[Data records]
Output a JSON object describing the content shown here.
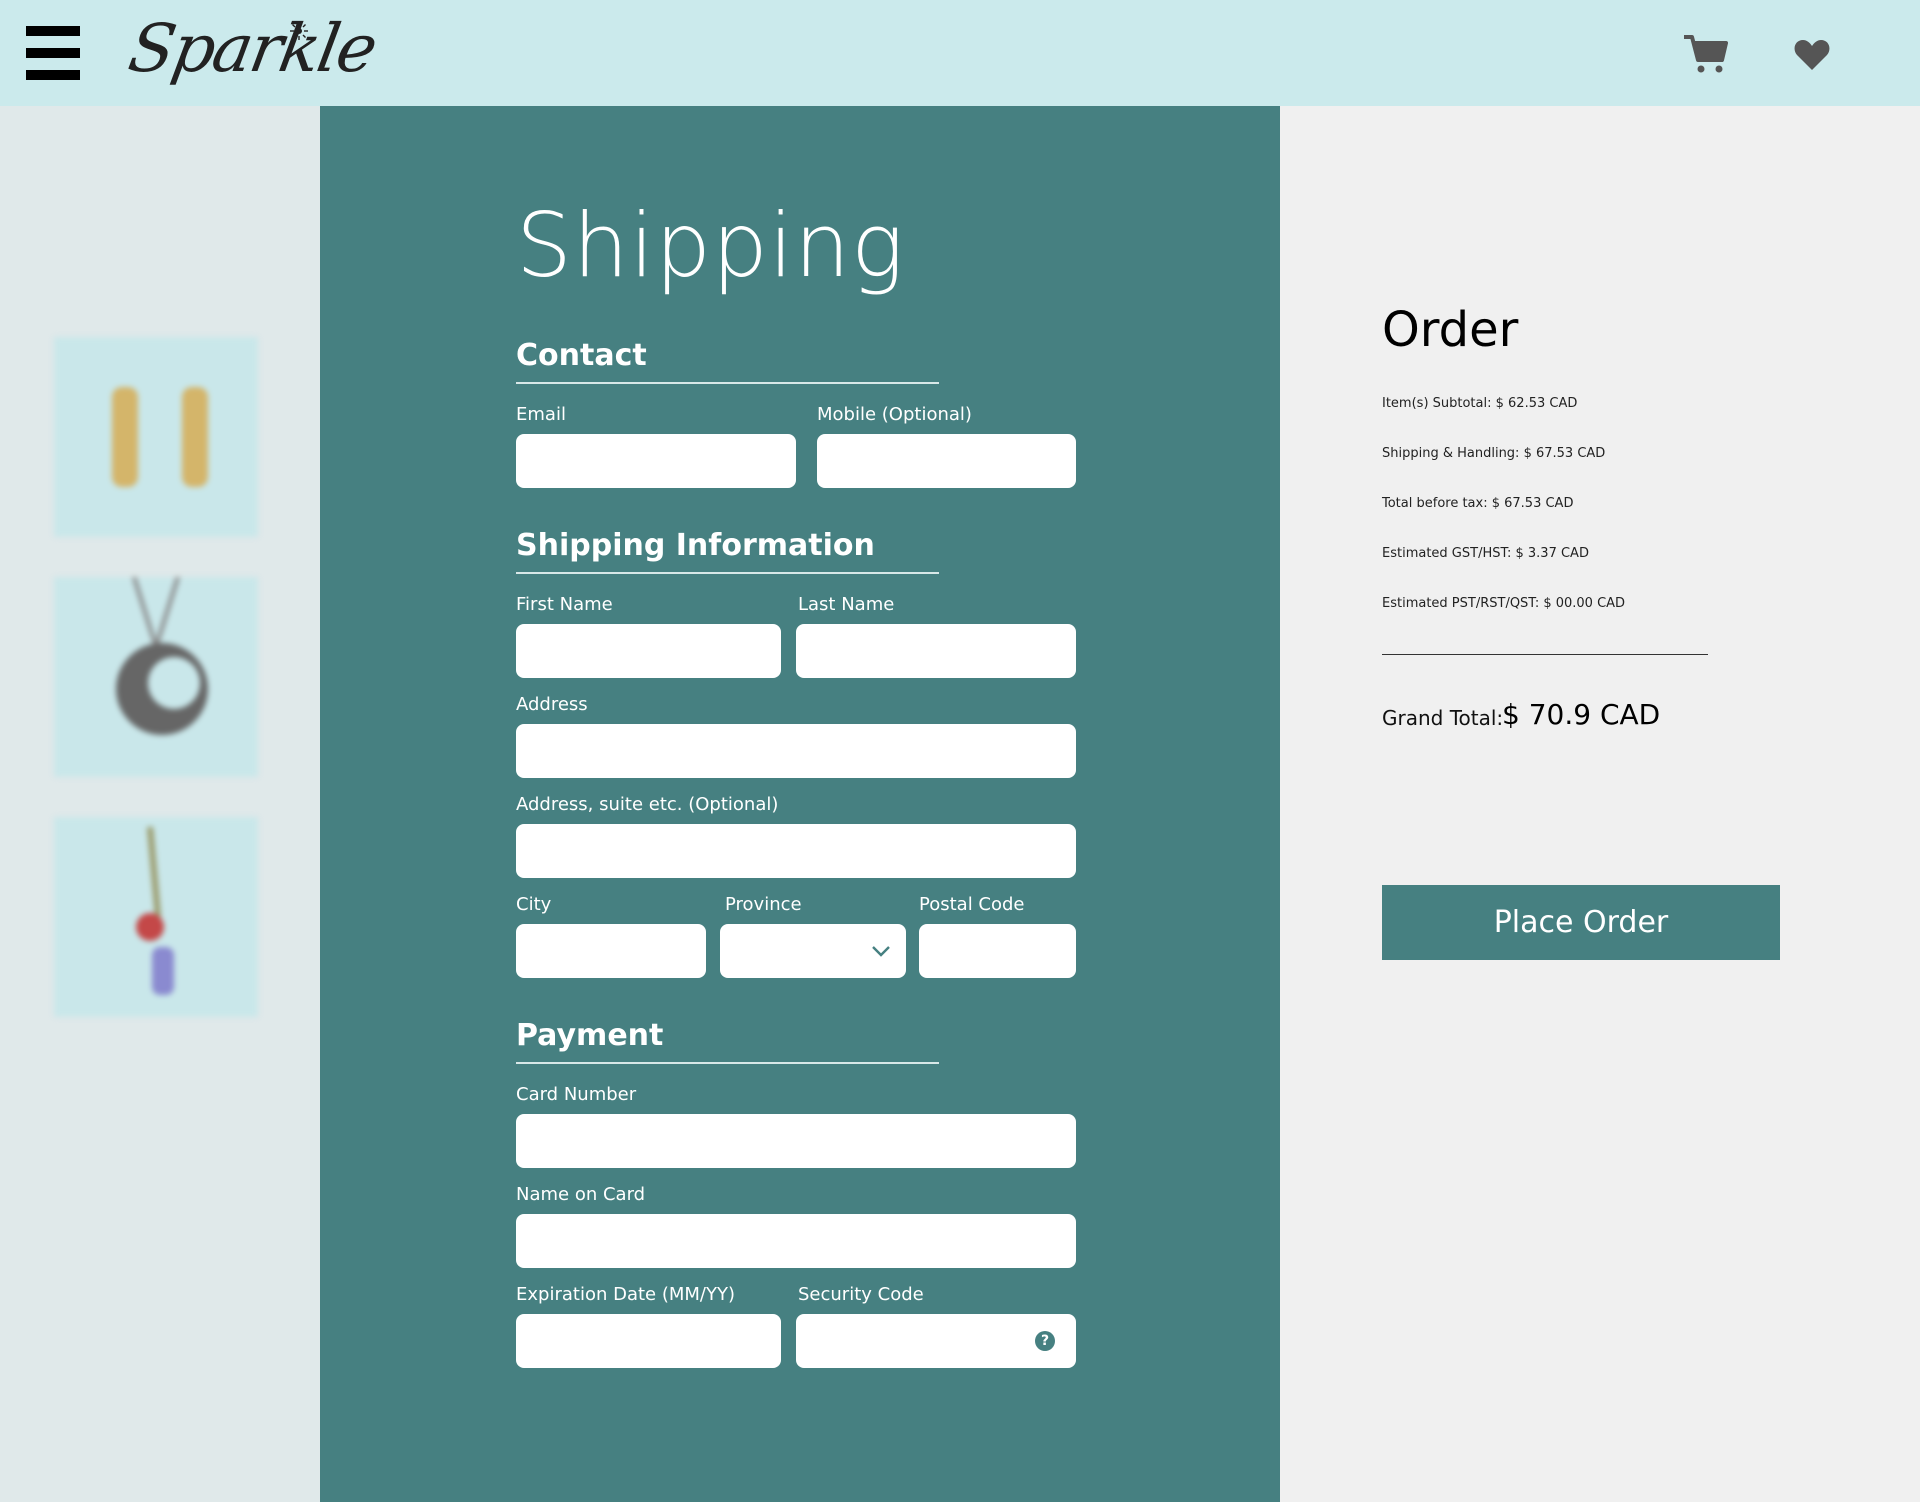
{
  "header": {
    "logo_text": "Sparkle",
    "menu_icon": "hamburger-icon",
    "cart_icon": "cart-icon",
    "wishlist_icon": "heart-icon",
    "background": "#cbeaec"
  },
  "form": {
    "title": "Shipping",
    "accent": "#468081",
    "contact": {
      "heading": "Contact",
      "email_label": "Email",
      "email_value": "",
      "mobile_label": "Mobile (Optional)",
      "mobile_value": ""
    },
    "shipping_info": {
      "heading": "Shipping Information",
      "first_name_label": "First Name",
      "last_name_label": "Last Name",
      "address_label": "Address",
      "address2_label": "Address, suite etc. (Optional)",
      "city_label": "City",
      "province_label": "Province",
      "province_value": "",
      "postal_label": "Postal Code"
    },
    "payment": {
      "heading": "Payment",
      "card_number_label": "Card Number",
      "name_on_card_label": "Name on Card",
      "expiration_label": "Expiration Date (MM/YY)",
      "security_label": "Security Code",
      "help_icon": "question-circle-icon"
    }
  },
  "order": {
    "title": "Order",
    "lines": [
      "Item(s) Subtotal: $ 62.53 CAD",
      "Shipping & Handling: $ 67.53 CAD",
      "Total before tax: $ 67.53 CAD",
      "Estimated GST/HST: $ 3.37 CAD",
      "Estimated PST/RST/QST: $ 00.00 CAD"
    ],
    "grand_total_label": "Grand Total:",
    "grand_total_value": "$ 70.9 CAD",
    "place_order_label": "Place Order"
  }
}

AIM
Write out the listing word for word, omitting the pictures it holds.

RESPONSE
Output a JSON object describing the content shown here.
{
  "header": {
    "logo_text": "Sparkle",
    "menu_icon": "hamburger-icon",
    "cart_icon": "cart-icon",
    "wishlist_icon": "heart-icon",
    "background": "#cbeaec"
  },
  "form": {
    "title": "Shipping",
    "accent": "#468081",
    "contact": {
      "heading": "Contact",
      "email_label": "Email",
      "email_value": "",
      "mobile_label": "Mobile (Optional)",
      "mobile_value": ""
    },
    "shipping_info": {
      "heading": "Shipping Information",
      "first_name_label": "First Name",
      "last_name_label": "Last Name",
      "address_label": "Address",
      "address2_label": "Address, suite etc. (Optional)",
      "city_label": "City",
      "province_label": "Province",
      "province_value": "",
      "postal_label": "Postal Code"
    },
    "payment": {
      "heading": "Payment",
      "card_number_label": "Card Number",
      "name_on_card_label": "Name on Card",
      "expiration_label": "Expiration Date (MM/YY)",
      "security_label": "Security Code",
      "help_icon": "question-circle-icon"
    }
  },
  "order": {
    "title": "Order",
    "lines": [
      "Item(s) Subtotal: $ 62.53 CAD",
      "Shipping & Handling: $ 67.53 CAD",
      "Total before tax: $ 67.53 CAD",
      "Estimated GST/HST: $ 3.37 CAD",
      "Estimated PST/RST/QST: $ 00.00 CAD"
    ],
    "grand_total_label": "Grand Total:",
    "grand_total_value": "$ 70.9 CAD",
    "place_order_label": "Place Order"
  }
}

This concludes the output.